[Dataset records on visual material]
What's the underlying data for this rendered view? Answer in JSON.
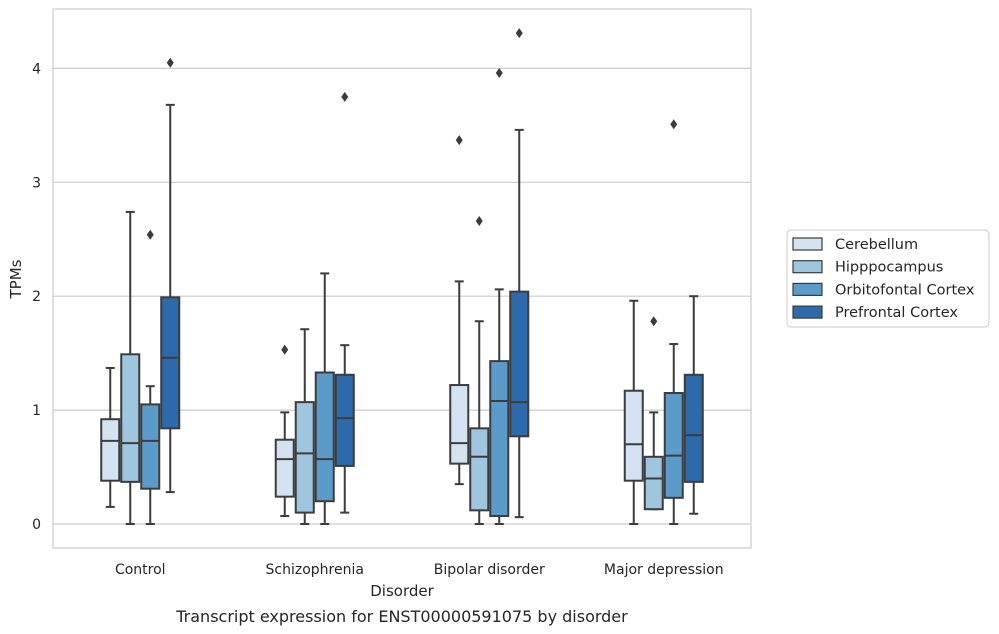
{
  "chart_data": {
    "type": "box",
    "xlabel": "Disorder",
    "ylabel": "TPMs",
    "caption": "Transcript expression for ENST00000591075 by disorder",
    "ylim": [
      -0.2,
      4.5
    ],
    "yticks": [
      0,
      1,
      2,
      3,
      4
    ],
    "grid": "horizontal",
    "legend_position": "right",
    "categories": [
      "Control",
      "Schizophrenia",
      "Bipolar disorder",
      "Major depression"
    ],
    "series": [
      {
        "name": "Cerebellum",
        "color": "#d4e3f2",
        "boxes": [
          {
            "whislo": 0.15,
            "q1": 0.38,
            "med": 0.73,
            "q3": 0.92,
            "whishi": 1.37,
            "fliers": []
          },
          {
            "whislo": 0.07,
            "q1": 0.24,
            "med": 0.57,
            "q3": 0.74,
            "whishi": 0.98,
            "fliers": [
              1.53
            ]
          },
          {
            "whislo": 0.35,
            "q1": 0.53,
            "med": 0.71,
            "q3": 1.22,
            "whishi": 2.13,
            "fliers": [
              3.37
            ]
          },
          {
            "whislo": 0.0,
            "q1": 0.38,
            "med": 0.7,
            "q3": 1.17,
            "whishi": 1.96,
            "fliers": []
          }
        ]
      },
      {
        "name": "Hipppocampus",
        "color": "#9fc5df",
        "boxes": [
          {
            "whislo": 0.0,
            "q1": 0.37,
            "med": 0.71,
            "q3": 1.49,
            "whishi": 2.74,
            "fliers": []
          },
          {
            "whislo": 0.0,
            "q1": 0.1,
            "med": 0.62,
            "q3": 1.07,
            "whishi": 1.71,
            "fliers": []
          },
          {
            "whislo": 0.0,
            "q1": 0.12,
            "med": 0.59,
            "q3": 0.84,
            "whishi": 1.78,
            "fliers": [
              2.66
            ]
          },
          {
            "whislo": 0.13,
            "q1": 0.13,
            "med": 0.4,
            "q3": 0.59,
            "whishi": 0.98,
            "fliers": [
              1.78
            ]
          }
        ]
      },
      {
        "name": "Orbitofontal Cortex",
        "color": "#5b9bc9",
        "boxes": [
          {
            "whislo": 0.0,
            "q1": 0.31,
            "med": 0.73,
            "q3": 1.05,
            "whishi": 1.21,
            "fliers": [
              2.54
            ]
          },
          {
            "whislo": 0.0,
            "q1": 0.2,
            "med": 0.57,
            "q3": 1.33,
            "whishi": 2.2,
            "fliers": []
          },
          {
            "whislo": 0.0,
            "q1": 0.07,
            "med": 1.08,
            "q3": 1.43,
            "whishi": 2.06,
            "fliers": [
              3.96
            ]
          },
          {
            "whislo": 0.0,
            "q1": 0.23,
            "med": 0.6,
            "q3": 1.15,
            "whishi": 1.58,
            "fliers": [
              3.51
            ]
          }
        ]
      },
      {
        "name": "Prefrontal Cortex",
        "color": "#2c6aab",
        "boxes": [
          {
            "whislo": 0.28,
            "q1": 0.84,
            "med": 1.46,
            "q3": 1.99,
            "whishi": 3.68,
            "fliers": [
              4.05
            ]
          },
          {
            "whislo": 0.1,
            "q1": 0.51,
            "med": 0.93,
            "q3": 1.31,
            "whishi": 1.57,
            "fliers": [
              3.75
            ]
          },
          {
            "whislo": 0.06,
            "q1": 0.77,
            "med": 1.07,
            "q3": 2.04,
            "whishi": 3.46,
            "fliers": [
              4.31
            ]
          },
          {
            "whislo": 0.09,
            "q1": 0.37,
            "med": 0.78,
            "q3": 1.31,
            "whishi": 2.0,
            "fliers": []
          }
        ]
      }
    ]
  }
}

Task to complete.
Go through the listing above and return every line where the word "color" occurs.

Solution for this problem.
        "color": "#d4e3f2",
        "color": "#9fc5df",
        "color": "#5b9bc9",
        "color": "#2c6aab",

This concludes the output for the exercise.